Given instruction:
Reproduce the full listing that appears beneath this instruction exactly.

Saved entries

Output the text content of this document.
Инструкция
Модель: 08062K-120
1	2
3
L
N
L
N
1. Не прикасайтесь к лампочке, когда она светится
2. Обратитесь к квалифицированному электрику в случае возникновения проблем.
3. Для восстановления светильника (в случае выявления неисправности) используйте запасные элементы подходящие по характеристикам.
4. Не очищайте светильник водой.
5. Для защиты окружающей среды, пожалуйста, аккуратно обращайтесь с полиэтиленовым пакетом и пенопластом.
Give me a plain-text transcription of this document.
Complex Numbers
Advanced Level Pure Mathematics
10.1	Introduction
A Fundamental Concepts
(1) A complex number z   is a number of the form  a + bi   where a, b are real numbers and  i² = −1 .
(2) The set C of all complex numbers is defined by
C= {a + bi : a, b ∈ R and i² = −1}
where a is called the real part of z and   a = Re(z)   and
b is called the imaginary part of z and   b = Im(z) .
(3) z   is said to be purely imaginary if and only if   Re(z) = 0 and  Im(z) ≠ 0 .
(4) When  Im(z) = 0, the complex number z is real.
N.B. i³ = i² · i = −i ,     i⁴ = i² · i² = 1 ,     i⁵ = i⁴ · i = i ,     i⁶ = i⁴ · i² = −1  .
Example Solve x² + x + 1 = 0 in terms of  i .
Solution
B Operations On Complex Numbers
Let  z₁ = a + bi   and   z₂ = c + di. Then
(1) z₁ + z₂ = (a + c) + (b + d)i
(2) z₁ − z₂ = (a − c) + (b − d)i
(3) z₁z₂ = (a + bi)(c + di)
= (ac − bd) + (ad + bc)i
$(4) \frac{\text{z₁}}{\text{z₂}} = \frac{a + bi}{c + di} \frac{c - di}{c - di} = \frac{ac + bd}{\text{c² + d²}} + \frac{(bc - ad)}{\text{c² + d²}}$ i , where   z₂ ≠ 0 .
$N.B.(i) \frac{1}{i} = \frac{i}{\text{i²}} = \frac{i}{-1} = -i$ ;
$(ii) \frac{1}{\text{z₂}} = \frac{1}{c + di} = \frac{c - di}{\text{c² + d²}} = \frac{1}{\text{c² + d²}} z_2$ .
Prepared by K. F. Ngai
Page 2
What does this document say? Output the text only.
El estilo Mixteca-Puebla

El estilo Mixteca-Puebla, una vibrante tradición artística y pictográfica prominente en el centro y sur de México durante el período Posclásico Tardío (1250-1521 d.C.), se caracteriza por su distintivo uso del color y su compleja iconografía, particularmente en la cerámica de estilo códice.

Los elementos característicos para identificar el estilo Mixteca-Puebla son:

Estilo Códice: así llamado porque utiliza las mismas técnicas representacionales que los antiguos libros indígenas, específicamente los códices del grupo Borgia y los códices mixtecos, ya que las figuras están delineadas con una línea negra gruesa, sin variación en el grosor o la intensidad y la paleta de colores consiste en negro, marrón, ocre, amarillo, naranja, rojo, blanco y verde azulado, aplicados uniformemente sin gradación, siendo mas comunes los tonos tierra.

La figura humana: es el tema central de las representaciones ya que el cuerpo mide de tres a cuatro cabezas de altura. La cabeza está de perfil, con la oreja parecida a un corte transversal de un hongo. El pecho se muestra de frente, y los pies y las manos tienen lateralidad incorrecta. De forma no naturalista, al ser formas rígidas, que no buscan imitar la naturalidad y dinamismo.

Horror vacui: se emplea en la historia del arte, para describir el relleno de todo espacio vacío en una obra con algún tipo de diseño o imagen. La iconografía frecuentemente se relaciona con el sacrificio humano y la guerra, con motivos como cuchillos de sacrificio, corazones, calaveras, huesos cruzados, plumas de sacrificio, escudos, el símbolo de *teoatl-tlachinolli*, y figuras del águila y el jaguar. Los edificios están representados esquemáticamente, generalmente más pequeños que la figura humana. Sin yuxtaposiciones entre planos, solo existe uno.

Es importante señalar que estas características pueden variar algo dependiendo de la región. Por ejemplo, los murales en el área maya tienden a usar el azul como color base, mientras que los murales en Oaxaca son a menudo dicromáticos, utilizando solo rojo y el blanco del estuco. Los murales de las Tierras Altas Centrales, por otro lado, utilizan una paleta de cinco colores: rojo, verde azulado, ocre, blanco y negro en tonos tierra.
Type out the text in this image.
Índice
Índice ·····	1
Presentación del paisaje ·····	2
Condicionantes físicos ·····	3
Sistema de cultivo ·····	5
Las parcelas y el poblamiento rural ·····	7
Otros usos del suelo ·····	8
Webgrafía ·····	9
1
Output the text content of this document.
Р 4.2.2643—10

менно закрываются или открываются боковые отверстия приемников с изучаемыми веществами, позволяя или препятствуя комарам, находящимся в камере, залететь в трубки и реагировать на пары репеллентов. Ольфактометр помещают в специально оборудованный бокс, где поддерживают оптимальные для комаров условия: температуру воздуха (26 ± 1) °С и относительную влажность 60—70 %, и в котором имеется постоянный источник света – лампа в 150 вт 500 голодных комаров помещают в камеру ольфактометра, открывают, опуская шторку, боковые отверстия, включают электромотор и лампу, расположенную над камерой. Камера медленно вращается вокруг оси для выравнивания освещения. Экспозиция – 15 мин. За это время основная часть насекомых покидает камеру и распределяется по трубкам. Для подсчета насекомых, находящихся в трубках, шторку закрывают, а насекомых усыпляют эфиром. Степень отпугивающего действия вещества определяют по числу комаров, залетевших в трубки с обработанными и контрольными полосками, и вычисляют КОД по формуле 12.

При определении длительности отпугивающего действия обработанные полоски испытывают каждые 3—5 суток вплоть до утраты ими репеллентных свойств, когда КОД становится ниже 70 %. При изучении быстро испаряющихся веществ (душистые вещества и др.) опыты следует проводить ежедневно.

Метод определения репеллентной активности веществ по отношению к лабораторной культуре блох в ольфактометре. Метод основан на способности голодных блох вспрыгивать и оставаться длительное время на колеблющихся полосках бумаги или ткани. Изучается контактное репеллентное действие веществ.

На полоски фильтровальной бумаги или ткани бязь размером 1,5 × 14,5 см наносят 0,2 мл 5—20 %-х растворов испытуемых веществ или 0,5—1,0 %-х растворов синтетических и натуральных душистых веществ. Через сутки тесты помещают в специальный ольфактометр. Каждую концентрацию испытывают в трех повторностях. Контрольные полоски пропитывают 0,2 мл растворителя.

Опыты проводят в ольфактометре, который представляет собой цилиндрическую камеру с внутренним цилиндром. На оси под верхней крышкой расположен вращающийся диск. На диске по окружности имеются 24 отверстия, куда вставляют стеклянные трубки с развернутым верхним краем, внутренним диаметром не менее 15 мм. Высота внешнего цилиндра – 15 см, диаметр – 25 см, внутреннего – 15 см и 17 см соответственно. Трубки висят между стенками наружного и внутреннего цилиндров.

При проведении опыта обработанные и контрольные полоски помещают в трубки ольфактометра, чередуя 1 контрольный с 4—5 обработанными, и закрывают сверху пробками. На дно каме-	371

Final answer:
Output the text content of this document.
Инструкция
Модель: 08062K-120
1	2
3
L
N
L
N
1. Не прикасайтесь к лампочке, когда она светится
2. Обратитесь к квалифицированному электрику в случае возникновения проблем.
3. Для восстановления светильника (в случае выявления неисправности) используйте запасные элементы подходящие по характеристикам.
4. Не очищайте светильник водой.
5. Для защиты окружающей среды, пожалуйста, аккуратно обращайтесь с полиэтиленовым пакетом и пенопластом.
Give me a plain-text transcription of this document.
Complex Numbers
Advanced Level Pure Mathematics
10.1	Introduction
A Fundamental Concepts
(1) A complex number z   is a number of the form  a + bi   where a, b are real numbers and  i² = −1 .
(2) The set C of all complex numbers is defined by
C= {a + bi : a, b ∈ R and i² = −1}
where a is called the real part of z and   a = Re(z)   and
b is called the imaginary part of z and   b = Im(z) .
(3) z   is said to be purely imaginary if and only if   Re(z) = 0 and  Im(z) ≠ 0 .
(4) When  Im(z) = 0, the complex number z is real.
N.B. i³ = i² · i = −i ,     i⁴ = i² · i² = 1 ,     i⁵ = i⁴ · i = i ,     i⁶ = i⁴ · i² = −1  .
Example Solve x² + x + 1 = 0 in terms of  i .
Solution
B Operations On Complex Numbers
Let  z₁ = a + bi   and   z₂ = c + di. Then
(1) z₁ + z₂ = (a + c) + (b + d)i
(2) z₁ − z₂ = (a − c) + (b − d)i
(3) z₁z₂ = (a + bi)(c + di)
= (ac − bd) + (ad + bc)i
$(4) \frac{\text{z₁}}{\text{z₂}} = \frac{a + bi}{c + di} \frac{c - di}{c - di} = \frac{ac + bd}{\text{c² + d²}} + \frac{(bc - ad)}{\text{c² + d²}}$ i , where   z₂ ≠ 0 .
$N.B.(i) \frac{1}{i} = \frac{i}{\text{i²}} = \frac{i}{-1} = -i$ ;
$(ii) \frac{1}{\text{z₂}} = \frac{1}{c + di} = \frac{c - di}{\text{c² + d²}} = \frac{1}{\text{c² + d²}} z_2$ .
Prepared by K. F. Ngai
Page 2
What does this document say? Output the text only.
El estilo Mixteca-Puebla

El estilo Mixteca-Puebla, una vibrante tradición artística y pictográfica prominente en el centro y sur de México durante el período Posclásico Tardío (1250-1521 d.C.), se caracteriza por su distintivo uso del color y su compleja iconografía, particularmente en la cerámica de estilo códice.

Los elementos característicos para identificar el estilo Mixteca-Puebla son:

Estilo Códice: así llamado porque utiliza las mismas técnicas representacionales que los antiguos libros indígenas, específicamente los códices del grupo Borgia y los códices mixtecos, ya que las figuras están delineadas con una línea negra gruesa, sin variación en el grosor o la intensidad y la paleta de colores consiste en negro, marrón, ocre, amarillo, naranja, rojo, blanco y verde azulado, aplicados uniformemente sin gradación, siendo mas comunes los tonos tierra.

La figura humana: es el tema central de las representaciones ya que el cuerpo mide de tres a cuatro cabezas de altura. La cabeza está de perfil, con la oreja parecida a un corte transversal de un hongo. El pecho se muestra de frente, y los pies y las manos tienen lateralidad incorrecta. De forma no naturalista, al ser formas rígidas, que no buscan imitar la naturalidad y dinamismo.

Horror vacui: se emplea en la historia del arte, para describir el relleno de todo espacio vacío en una obra con algún tipo de diseño o imagen. La iconografía frecuentemente se relaciona con el sacrificio humano y la guerra, con motivos como cuchillos de sacrificio, corazones, calaveras, huesos cruzados, plumas de sacrificio, escudos, el símbolo de *teoatl-tlachinolli*, y figuras del águila y el jaguar. Los edificios están representados esquemáticamente, generalmente más pequeños que la figura humana. Sin yuxtaposiciones entre planos, solo existe uno.

Es importante señalar que estas características pueden variar algo dependiendo de la región. Por ejemplo, los murales en el área maya tienden a usar el azul como color base, mientras que los murales en Oaxaca son a menudo dicromáticos, utilizando solo rojo y el blanco del estuco. Los murales de las Tierras Altas Centrales, por otro lado, utilizan una paleta de cinco colores: rojo, verde azulado, ocre, blanco y negro en tonos tierra.
Type out the text in this image.
Índice
Índice ·····	1
Presentación del paisaje ·····	2
Condicionantes físicos ·····	3
Sistema de cultivo ·····	5
Las parcelas y el poblamiento rural ·····	7
Otros usos del suelo ·····	8
Webgrafía ·····	9
1
Output the text content of this document.
Р 4.2.2643—10

менно закрываются или открываются боковые отверстия приемников с изучаемыми веществами, позволяя или препятствуя комарам, находящимся в камере, залететь в трубки и реагировать на пары репеллентов. Ольфактометр помещают в специально оборудованный бокс, где поддерживают оптимальные для комаров условия: температуру воздуха (26 ± 1) °С и относительную влажность 60—70 %, и в котором имеется постоянный источник света – лампа в 150 вт 500 голодных комаров помещают в камеру ольфактометра, открывают, опуская шторку, боковые отверстия, включают электромотор и лампу, расположенную над камерой. Камера медленно вращается вокруг оси для выравнивания освещения. Экспозиция – 15 мин. За это время основная часть насекомых покидает камеру и распределяется по трубкам. Для подсчета насекомых, находящихся в трубках, шторку закрывают, а насекомых усыпляют эфиром. Степень отпугивающего действия вещества определяют по числу комаров, залетевших в трубки с обработанными и контрольными полосками, и вычисляют КОД по формуле 12.

При определении длительности отпугивающего действия обработанные полоски испытывают каждые 3—5 суток вплоть до утраты ими репеллентных свойств, когда КОД становится ниже 70 %. При изучении быстро испаряющихся веществ (душистые вещества и др.) опыты следует проводить ежедневно.

Метод определения репеллентной активности веществ по отношению к лабораторной культуре блох в ольфактометре. Метод основан на способности голодных блох вспрыгивать и оставаться длительное время на колеблющихся полосках бумаги или ткани. Изучается контактное репеллентное действие веществ.

На полоски фильтровальной бумаги или ткани бязь размером 1,5 × 14,5 см наносят 0,2 мл 5—20 %-х растворов испытуемых веществ или 0,5—1,0 %-х растворов синтетических и натуральных душистых веществ. Через сутки тесты помещают в специальный ольфактометр. Каждую концентрацию испытывают в трех повторностях. Контрольные полоски пропитывают 0,2 мл растворителя.

Опыты проводят в ольфактометре, который представляет собой цилиндрическую камеру с внутренним цилиндром. На оси под верхней крышкой расположен вращающийся диск. На диске по окружности имеются 24 отверстия, куда вставляют стеклянные трубки с развернутым верхним краем, внутренним диаметром не менее 15 мм. Высота внешнего цилиндра – 15 см, диаметр – 25 см, внутреннего – 15 см и 17 см соответственно. Трубки висят между стенками наружного и внутреннего цилиндров.

При проведении опыта обработанные и контрольные полоски помещают в трубки ольфактометра, чередуя 1 контрольный с 4—5 обработанными, и закрывают сверху пробками. На дно каме-	371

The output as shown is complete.